** Start of Exercise input **

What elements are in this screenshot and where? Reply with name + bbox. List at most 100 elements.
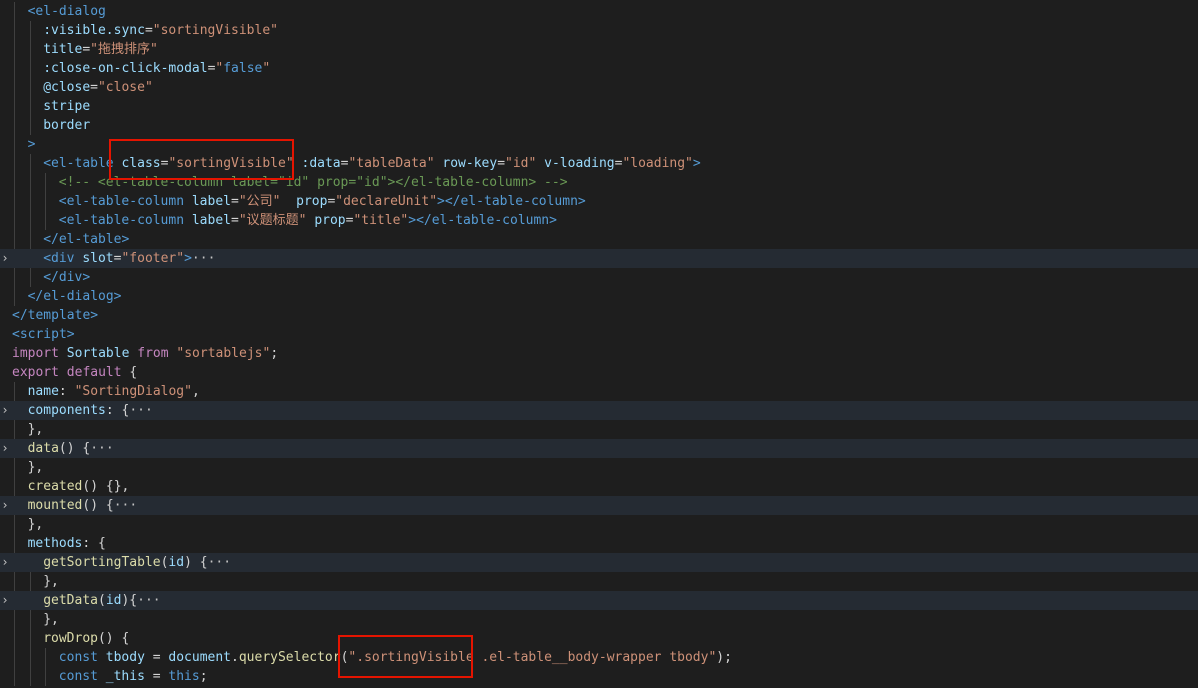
code-token: : {	[82, 536, 106, 551]
code-token: const	[58, 669, 98, 684]
code-line[interactable]: import Sortable from "sortablejs";	[0, 344, 1198, 363]
code-token: :	[58, 384, 75, 399]
code-line[interactable]: created() {},	[0, 477, 1198, 496]
code-line[interactable]: <el-table-column label="公司" prop="declar…	[0, 192, 1198, 211]
code-token: "title"	[353, 213, 409, 228]
code-token: ···	[113, 498, 138, 513]
code-text: rowDrop() {	[43, 629, 129, 648]
highlight-box-selector	[338, 635, 473, 678]
code-text: getData(id){···	[43, 591, 160, 610]
code-text: const _this = this;	[59, 667, 208, 686]
code-text: :close-on-click-modal="false"	[43, 59, 270, 78]
code-token: "议题标题"	[238, 213, 307, 228]
code-line[interactable]: </template>	[0, 306, 1198, 325]
code-token: {	[121, 365, 138, 380]
code-line[interactable]: › data() {···	[0, 439, 1198, 458]
code-line[interactable]: › components: {···	[0, 401, 1198, 420]
code-token: getSortingTable	[43, 555, 161, 570]
code-line[interactable]: <el-table-column label="议题标题" prop="titl…	[0, 211, 1198, 230]
code-token: "footer"	[121, 251, 185, 266]
code-line[interactable]: rowDrop() {	[0, 629, 1198, 648]
code-token: () {	[97, 631, 130, 646]
code-line[interactable]: @close="close"	[0, 78, 1198, 97]
chevron-right-icon[interactable]: ›	[0, 401, 10, 420]
code-token: },	[27, 422, 44, 437]
code-token: =	[497, 156, 506, 171]
code-line[interactable]: const _this = this;	[0, 667, 1198, 686]
code-line[interactable]: },	[0, 420, 1198, 439]
code-line[interactable]: },	[0, 458, 1198, 477]
chevron-right-icon[interactable]: ›	[0, 496, 10, 515]
code-token: row-key	[442, 156, 498, 171]
code-token: const	[58, 650, 98, 665]
code-token: ···	[191, 251, 216, 266]
code-line[interactable]: :visible.sync="sortingVisible"	[0, 21, 1198, 40]
code-token: rowDrop	[43, 631, 98, 646]
code-token: .	[231, 650, 239, 665]
code-token: data	[27, 441, 59, 456]
code-token: =	[90, 80, 98, 95]
code-line[interactable]: border	[0, 116, 1198, 135]
code-text: export default {	[12, 363, 137, 382]
code-editor[interactable]: <el-dialog :visible.sync="sortingVisible"…	[0, 0, 1198, 688]
code-line[interactable]: const tbody = document.querySelector(".s…	[0, 648, 1198, 667]
code-line[interactable]: </el-table>	[0, 230, 1198, 249]
code-line[interactable]: },	[0, 515, 1198, 534]
code-token: "declareUnit"	[335, 194, 438, 209]
code-token: created	[27, 479, 83, 494]
code-text: data() {···	[28, 439, 114, 458]
code-line[interactable]: methods: {	[0, 534, 1198, 553]
code-line[interactable]: },	[0, 610, 1198, 629]
code-token: "sortablejs"	[176, 346, 271, 361]
code-token: ></el-table-column>	[408, 213, 557, 228]
code-token: name	[27, 384, 59, 399]
chevron-right-icon[interactable]: ›	[0, 553, 10, 572]
code-token: "tableData"	[348, 156, 435, 171]
code-line[interactable]: <script>	[0, 325, 1198, 344]
code-token: <el-table-column	[58, 194, 185, 209]
code-token: =	[144, 669, 169, 684]
code-line[interactable]: export default {	[0, 363, 1198, 382]
code-token: tbody	[105, 650, 145, 665]
chevron-right-icon[interactable]: ›	[0, 591, 10, 610]
code-line[interactable]: name: "SortingDialog",	[0, 382, 1198, 401]
chevron-right-icon[interactable]: ›	[0, 439, 10, 458]
code-token: default	[66, 365, 122, 380]
code-token: _this	[105, 669, 145, 684]
code-token: methods	[27, 536, 83, 551]
code-line[interactable]: › getData(id){···	[0, 591, 1198, 610]
code-token: "拖拽排序"	[90, 42, 158, 57]
code-token: getData	[43, 593, 98, 608]
code-token: this	[168, 669, 200, 684]
code-token: >	[27, 137, 36, 152]
code-text: :visible.sync="sortingVisible"	[43, 21, 278, 40]
code-line[interactable]: </el-dialog>	[0, 287, 1198, 306]
chevron-right-icon[interactable]: ›	[0, 249, 10, 268]
code-line[interactable]: :close-on-click-modal="false"	[0, 59, 1198, 78]
code-text: </el-table>	[43, 230, 129, 249]
code-text: },	[43, 610, 59, 629]
code-line[interactable]: › getSortingTable(id) {···	[0, 553, 1198, 572]
code-text: created() {},	[28, 477, 130, 496]
code-token: ></el-table-column>	[437, 194, 586, 209]
code-text: mounted() {···	[28, 496, 138, 515]
code-token: ···	[137, 593, 161, 608]
code-line[interactable]: <el-dialog	[0, 2, 1198, 21]
code-line[interactable]: },	[0, 572, 1198, 591]
code-token: <el-dialog	[27, 4, 106, 19]
code-token: document	[168, 650, 232, 665]
code-token: ···	[129, 403, 153, 418]
code-token: "公司"	[238, 194, 281, 209]
code-token: querySelector	[238, 650, 341, 665]
code-token: Sortable	[66, 346, 130, 361]
code-line[interactable]: stripe	[0, 97, 1198, 116]
code-line[interactable]: </div>	[0, 268, 1198, 287]
code-token: stripe	[43, 99, 91, 114]
code-token: (	[97, 593, 106, 608]
code-line[interactable]: › <div slot="footer">···	[0, 249, 1198, 268]
code-text: <div slot="footer">···	[43, 249, 215, 268]
code-line[interactable]: title="拖拽排序"	[0, 40, 1198, 59]
code-line[interactable]: › mounted() {···	[0, 496, 1198, 515]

** End of Exercise input **

Count the lines in the material above that contain the string "sortablejs". Give only the number.

2